Layout dataset records
* * *
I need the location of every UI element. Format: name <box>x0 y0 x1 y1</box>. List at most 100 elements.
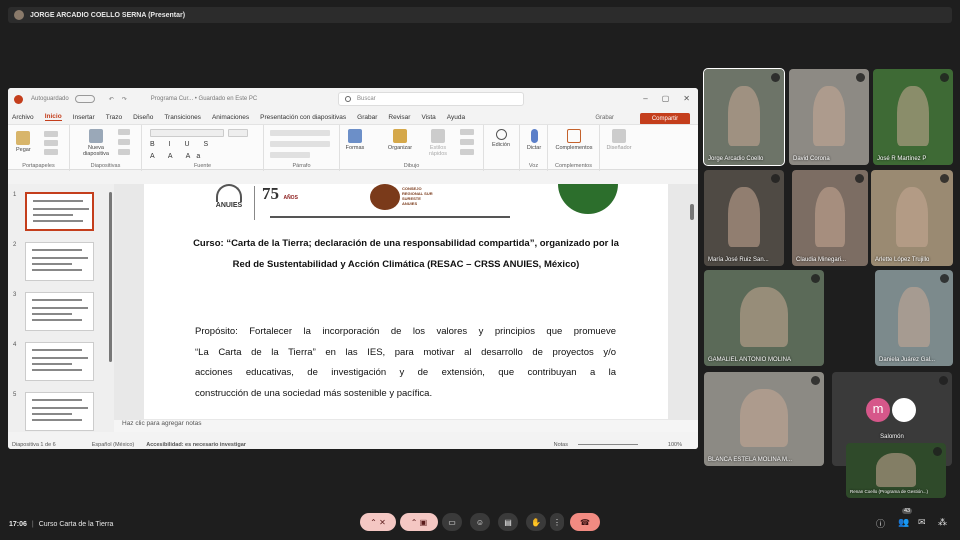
window-controls: – ▢ ✕ <box>643 94 690 103</box>
mic-button[interactable]: ⌃ ✕ <box>360 513 396 531</box>
format-painter-icon[interactable] <box>44 149 58 155</box>
slide-thumbnail[interactable] <box>25 292 94 331</box>
reset-icon[interactable] <box>118 139 130 145</box>
paste-button[interactable]: Pegar <box>16 131 31 153</box>
participant-tile[interactable]: José R Martínez P <box>873 69 953 165</box>
designer-button[interactable]: Diseñador <box>602 129 636 151</box>
maximize-icon[interactable]: ▢ <box>662 94 670 103</box>
participant-name: José R Martínez P <box>877 156 927 162</box>
thumbs-scrollbar[interactable] <box>109 192 112 362</box>
group-drawing: Formas Organizar Estilos rápidos Dibujo <box>340 125 484 171</box>
chat-icon[interactable]: ✉ <box>918 517 926 528</box>
info-icon[interactable]: ⓘ <box>876 517 885 530</box>
thumbnail-text-line <box>32 299 82 301</box>
ribbon-tab[interactable]: Transiciones <box>164 114 201 121</box>
outline-icon[interactable] <box>460 139 474 145</box>
group-label: Portapapeles <box>22 163 55 169</box>
status-notes[interactable]: Notas <box>554 442 568 448</box>
participant-tile[interactable]: Daniela Juárez Gal... <box>875 270 953 366</box>
minimize-icon[interactable]: – <box>643 94 647 103</box>
participant-tile[interactable]: Renan Coello (Programa de Gestión...) <box>846 443 946 498</box>
group-clipboard: Pegar Portapapeles <box>8 125 70 171</box>
thumbnail-text-line <box>32 413 72 415</box>
powerpoint-window[interactable]: Autoguardado ↶ ↷ Programa Cur... • Guard… <box>8 88 698 449</box>
activities-icon[interactable]: ⁂ <box>938 517 947 528</box>
captions-button[interactable]: ▭ <box>442 513 462 531</box>
notes-pane[interactable]: Haz clic para agregar notas <box>114 420 698 432</box>
participant-tile[interactable]: Jorge Arcadio Coello <box>703 68 785 166</box>
effects-icon[interactable] <box>460 149 474 155</box>
dictate-button[interactable]: Dictar <box>523 129 545 151</box>
font-color-buttons[interactable]: A A Aa <box>150 153 206 160</box>
search-box[interactable]: Buscar <box>338 92 524 106</box>
font-format-buttons[interactable]: B I U S <box>150 141 214 148</box>
thumbnail-number: 4 <box>13 342 17 348</box>
presenter-label: JORGE ARCADIO COELLO SERNA (Presentar) <box>30 11 186 19</box>
font-family-select[interactable] <box>150 129 224 137</box>
participant-tile[interactable]: David Corona <box>789 69 869 165</box>
close-icon[interactable]: ✕ <box>683 94 690 103</box>
fill-icon[interactable] <box>460 129 474 135</box>
slide-thumbnail[interactable] <box>25 242 94 281</box>
section-icon[interactable] <box>118 149 130 155</box>
editing-label: Edición <box>491 142 511 148</box>
ribbon-tab[interactable]: Insertar <box>73 114 95 121</box>
ribbon-tab[interactable]: Ayuda <box>447 114 465 121</box>
thumbnail-text-line <box>32 319 82 321</box>
participant-name: Salomón <box>880 434 904 440</box>
ribbon-tab[interactable]: Inicio <box>44 113 62 121</box>
slide-thumbnail[interactable] <box>25 192 94 231</box>
slide-canvas[interactable]: ANUIES 75 AÑOS CONSEJO REGIONAL SUR SURE… <box>144 184 668 419</box>
new-slide-button[interactable]: Nueva diapositiva <box>80 129 112 157</box>
participant-tile[interactable]: María José Ruiz San... <box>704 170 784 266</box>
direction-buttons[interactable] <box>270 152 310 158</box>
ribbon-tab[interactable]: Animaciones <box>212 114 249 121</box>
align-buttons[interactable] <box>270 141 330 147</box>
ribbon-tab[interactable]: Trazo <box>106 114 122 121</box>
camera-button[interactable]: ⌃ ▣ <box>400 513 438 531</box>
group-addins: Complementos Complementos <box>548 125 600 171</box>
status-language[interactable]: Español (México) <box>92 442 135 448</box>
undo-icon[interactable]: ↶ <box>109 96 114 103</box>
participant-tile[interactable]: Arlette López Trujillo <box>871 170 953 266</box>
zoom-slider[interactable] <box>578 444 638 445</box>
ribbon-tab[interactable]: Vista <box>421 114 435 121</box>
editing-button[interactable]: Edición <box>488 129 514 148</box>
avatar-logo <box>892 398 916 422</box>
ribbon-tab[interactable]: Diseño <box>133 114 153 121</box>
autosave-toggle[interactable] <box>74 95 95 103</box>
participant-tile[interactable]: GAMALIEL ANTONIO MOLINA <box>704 270 824 366</box>
raise-hand-button[interactable]: ✋ <box>526 513 546 531</box>
status-accessibility[interactable]: Accesibilidad: es necesario investigar <box>146 442 246 448</box>
slide-scrollbar[interactable] <box>690 204 694 220</box>
layout-icon[interactable] <box>118 129 130 135</box>
font-size-select[interactable] <box>228 129 248 137</box>
shapes-button[interactable]: Formas <box>342 129 368 151</box>
status-zoom[interactable]: 100% <box>668 442 682 448</box>
quick-styles-button[interactable]: Estilos rápidos <box>424 129 452 157</box>
emoji-button[interactable]: ☺ <box>470 513 490 531</box>
people-icon[interactable]: 👥 <box>898 517 909 528</box>
purpose-line: Propósito: Fortalecer la incorporación d… <box>195 326 616 337</box>
redo-icon[interactable]: ↷ <box>122 96 127 103</box>
participant-tile[interactable]: Claudia Minegari... <box>792 170 868 266</box>
dictate-label: Dictar <box>526 145 542 151</box>
more-options-button[interactable]: ⋮ <box>550 513 564 531</box>
ribbon-tab[interactable]: Revisar <box>388 114 410 121</box>
participant-tile[interactable]: BLANCA ESTELA MOLINA M... <box>704 372 824 466</box>
addins-button[interactable]: Complementos <box>550 129 598 151</box>
slide-thumbnail[interactable] <box>25 392 94 431</box>
slide-thumbnail[interactable] <box>25 342 94 381</box>
copy-icon[interactable] <box>44 140 58 146</box>
ribbon-tab[interactable]: Grabar <box>357 114 377 121</box>
present-button[interactable]: ▤ <box>498 513 518 531</box>
record-button[interactable]: Grabar <box>595 115 614 121</box>
list-buttons[interactable] <box>270 130 330 136</box>
cut-icon[interactable] <box>44 131 58 137</box>
hand-icon: ✋ <box>531 517 541 527</box>
ribbon-tab[interactable]: Archivo <box>12 114 34 121</box>
ribbon-tab[interactable]: Presentación con diapositivas <box>260 114 346 121</box>
leave-call-button[interactable]: ☎ <box>570 513 600 531</box>
arrange-button[interactable]: Organizar <box>386 129 414 151</box>
group-label: Diapositivas <box>90 163 121 169</box>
* * *
AIM OF THE EXERCISE. Reproduce every one of the records above word for word, leaving out the pictures.

RESPONSE TO THIS TASK.
I need the location of every UI element. Format: name <box>x0 y0 x1 y1</box>. List at most 100 elements.
window-controls: – ▢ ✕ <box>643 94 690 103</box>
mic-button[interactable]: ⌃ ✕ <box>360 513 396 531</box>
format-painter-icon[interactable] <box>44 149 58 155</box>
slide-thumbnail[interactable] <box>25 292 94 331</box>
reset-icon[interactable] <box>118 139 130 145</box>
paste-button[interactable]: Pegar <box>16 131 31 153</box>
participant-tile[interactable]: José R Martínez P <box>873 69 953 165</box>
designer-button[interactable]: Diseñador <box>602 129 636 151</box>
maximize-icon[interactable]: ▢ <box>662 94 670 103</box>
participant-name: José R Martínez P <box>877 156 927 162</box>
thumbs-scrollbar[interactable] <box>109 192 112 362</box>
group-drawing: Formas Organizar Estilos rápidos Dibujo <box>340 125 484 171</box>
chat-icon[interactable]: ✉ <box>918 517 926 528</box>
info-icon[interactable]: ⓘ <box>876 517 885 530</box>
thumbnail-text-line <box>32 299 82 301</box>
ribbon-tab[interactable]: Transiciones <box>164 114 201 121</box>
outline-icon[interactable] <box>460 139 474 145</box>
group-label: Portapapeles <box>22 163 55 169</box>
status-notes[interactable]: Notas <box>554 442 568 448</box>
participant-tile[interactable]: Daniela Juárez Gal... <box>875 270 953 366</box>
minimize-icon[interactable]: – <box>643 94 647 103</box>
participant-tile[interactable]: Renan Coello (Programa de Gestión...) <box>846 443 946 498</box>
group-clipboard: Pegar Portapapeles <box>8 125 70 171</box>
thumbnail-text-line <box>32 413 72 415</box>
powerpoint-window[interactable]: Autoguardado ↶ ↷ Programa Cur... • Guard… <box>8 88 698 449</box>
activities-icon[interactable]: ⁂ <box>938 517 947 528</box>
captions-button[interactable]: ▭ <box>442 513 462 531</box>
notes-pane[interactable]: Haz clic para agregar notas <box>114 420 698 432</box>
participant-tile[interactable]: Jorge Arcadio Coello <box>703 68 785 166</box>
effects-icon[interactable] <box>460 149 474 155</box>
dictate-button[interactable]: Dictar <box>523 129 545 151</box>
font-color-buttons[interactable]: A A Aa <box>150 153 206 160</box>
search-box[interactable]: Buscar <box>338 92 524 106</box>
font-format-buttons[interactable]: B I U S <box>150 141 214 148</box>
thumbnail-number: 4 <box>13 342 17 348</box>
presenter-label: JORGE ARCADIO COELLO SERNA (Presentar) <box>30 11 186 19</box>
font-family-select[interactable] <box>150 129 224 137</box>
participant-tile[interactable]: David Corona <box>789 69 869 165</box>
close-icon[interactable]: ✕ <box>683 94 690 103</box>
fill-icon[interactable] <box>460 129 474 135</box>
slide-thumbnail[interactable] <box>25 242 94 281</box>
section-icon[interactable] <box>118 149 130 155</box>
editing-label: Edición <box>491 142 511 148</box>
ribbon-tab[interactable]: Insertar <box>73 114 95 121</box>
ribbon-tab[interactable]: Ayuda <box>447 114 465 121</box>
thumbnail-text-line <box>32 319 82 321</box>
participant-name: Salomón <box>880 434 904 440</box>
ribbon-tab[interactable]: Inicio <box>44 113 62 121</box>
slide-thumbnail[interactable] <box>25 192 94 231</box>
slide-canvas[interactable]: ANUIES 75 AÑOS CONSEJO REGIONAL SUR SURE… <box>144 184 668 419</box>
new-slide-button[interactable]: Nueva diapositiva <box>80 129 112 157</box>
participant-tile[interactable]: María José Ruiz San... <box>704 170 784 266</box>
direction-buttons[interactable] <box>270 152 310 158</box>
ribbon-tab[interactable]: Animaciones <box>212 114 249 121</box>
align-buttons[interactable] <box>270 141 330 147</box>
ribbon-tab[interactable]: Trazo <box>106 114 122 121</box>
camera-button[interactable]: ⌃ ▣ <box>400 513 438 531</box>
group-addins: Complementos Complementos <box>548 125 600 171</box>
status-language[interactable]: Español (México) <box>92 442 135 448</box>
undo-icon[interactable]: ↶ <box>109 96 114 103</box>
participant-tile[interactable]: Arlette López Trujillo <box>871 170 953 266</box>
zoom-slider[interactable] <box>578 444 638 445</box>
ribbon-tab[interactable]: Vista <box>421 114 435 121</box>
editing-button[interactable]: Edición <box>488 129 514 148</box>
avatar-logo <box>892 398 916 422</box>
ribbon-tab[interactable]: Diseño <box>133 114 153 121</box>
autosave-toggle[interactable] <box>74 95 95 103</box>
participant-tile[interactable]: GAMALIEL ANTONIO MOLINA <box>704 270 824 366</box>
raise-hand-button[interactable]: ✋ <box>526 513 546 531</box>
status-accessibility[interactable]: Accesibilidad: es necesario investigar <box>146 442 246 448</box>
slide-scrollbar[interactable] <box>690 204 694 220</box>
layout-icon[interactable] <box>118 129 130 135</box>
font-size-select[interactable] <box>228 129 248 137</box>
shapes-button[interactable]: Formas <box>342 129 368 151</box>
status-zoom[interactable]: 100% <box>668 442 682 448</box>
quick-styles-button[interactable]: Estilos rápidos <box>424 129 452 157</box>
emoji-button[interactable]: ☺ <box>470 513 490 531</box>
people-icon[interactable]: 👥 <box>898 517 909 528</box>
purpose-line: Propósito: Fortalecer la incorporación d… <box>195 326 616 337</box>
redo-icon[interactable]: ↷ <box>122 96 127 103</box>
participant-tile[interactable]: Claudia Minegari... <box>792 170 868 266</box>
dictate-label: Dictar <box>526 145 542 151</box>
more-options-button[interactable]: ⋮ <box>550 513 564 531</box>
ribbon-tab[interactable]: Revisar <box>388 114 410 121</box>
participant-tile[interactable]: BLANCA ESTELA MOLINA M... <box>704 372 824 466</box>
addins-button[interactable]: Complementos <box>550 129 598 151</box>
slide-thumbnail[interactable] <box>25 392 94 431</box>
slide-thumbnail[interactable] <box>25 342 94 381</box>
copy-icon[interactable] <box>44 140 58 146</box>
ribbon-tab[interactable]: Grabar <box>357 114 377 121</box>
present-button[interactable]: ▤ <box>498 513 518 531</box>
record-button[interactable]: Grabar <box>595 115 614 121</box>
list-buttons[interactable] <box>270 130 330 136</box>
cut-icon[interactable] <box>44 131 58 137</box>
hand-icon: ✋ <box>531 517 541 527</box>
ribbon-tab[interactable]: Archivo <box>12 114 34 121</box>
ribbon-tab[interactable]: Presentación con diapositivas <box>260 114 346 121</box>
leave-call-button[interactable]: ☎ <box>570 513 600 531</box>
arrange-button[interactable]: Organizar <box>386 129 414 151</box>
group-label: Diapositivas <box>90 163 121 169</box>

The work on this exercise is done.